_EXERCISE BRIEF_.
Copy all of the records below verbatim.

_ENTRIES SHOWN_.
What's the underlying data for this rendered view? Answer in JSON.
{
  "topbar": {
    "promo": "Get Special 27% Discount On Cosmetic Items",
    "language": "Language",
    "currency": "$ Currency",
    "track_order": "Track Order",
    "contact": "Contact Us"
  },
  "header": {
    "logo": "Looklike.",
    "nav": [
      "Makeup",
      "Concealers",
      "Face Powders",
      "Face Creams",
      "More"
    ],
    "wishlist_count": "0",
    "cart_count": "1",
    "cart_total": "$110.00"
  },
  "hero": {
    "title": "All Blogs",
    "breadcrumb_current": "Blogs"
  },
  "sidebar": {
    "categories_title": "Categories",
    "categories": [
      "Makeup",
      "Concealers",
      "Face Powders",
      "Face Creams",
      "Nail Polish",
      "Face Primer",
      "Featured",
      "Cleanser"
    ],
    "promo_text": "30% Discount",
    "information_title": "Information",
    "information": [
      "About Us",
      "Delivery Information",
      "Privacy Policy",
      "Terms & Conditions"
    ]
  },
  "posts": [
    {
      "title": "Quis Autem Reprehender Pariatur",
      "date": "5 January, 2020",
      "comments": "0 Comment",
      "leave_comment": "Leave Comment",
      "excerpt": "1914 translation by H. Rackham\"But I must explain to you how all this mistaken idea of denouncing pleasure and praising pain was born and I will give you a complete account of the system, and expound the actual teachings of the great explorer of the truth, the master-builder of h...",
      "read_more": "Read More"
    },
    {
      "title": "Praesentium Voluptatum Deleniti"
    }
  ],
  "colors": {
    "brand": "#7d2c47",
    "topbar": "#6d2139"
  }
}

_REPLY_.
What's the underlying data for this rendered view? Answer in JSON.
{
  "topbar": {
    "promo": "Get Special 27% Discount On Cosmetic Items",
    "language": "Language",
    "currency": "$ Currency",
    "track_order": "Track Order",
    "contact": "Contact Us"
  },
  "header": {
    "logo": "Looklike.",
    "nav": [
      "Makeup",
      "Concealers",
      "Face Powders",
      "Face Creams",
      "More"
    ],
    "wishlist_count": "0",
    "cart_count": "1",
    "cart_total": "$110.00"
  },
  "hero": {
    "title": "All Blogs",
    "breadcrumb_current": "Blogs"
  },
  "sidebar": {
    "categories_title": "Categories",
    "categories": [
      "Makeup",
      "Concealers",
      "Face Powders",
      "Face Creams",
      "Nail Polish",
      "Face Primer",
      "Featured",
      "Cleanser"
    ],
    "promo_text": "30% Discount",
    "information_title": "Information",
    "information": [
      "About Us",
      "Delivery Information",
      "Privacy Policy",
      "Terms & Conditions"
    ]
  },
  "posts": [
    {
      "title": "Quis Autem Reprehender Pariatur",
      "date": "5 January, 2020",
      "comments": "0 Comment",
      "leave_comment": "Leave Comment",
      "excerpt": "1914 translation by H. Rackham\"But I must explain to you how all this mistaken idea of denouncing pleasure and praising pain was born and I will give you a complete account of the system, and expound the actual teachings of the great explorer of the truth, the master-builder of h...",
      "read_more": "Read More"
    },
    {
      "title": "Praesentium Voluptatum Deleniti"
    }
  ],
  "colors": {
    "brand": "#7d2c47",
    "topbar": "#6d2139"
  }
}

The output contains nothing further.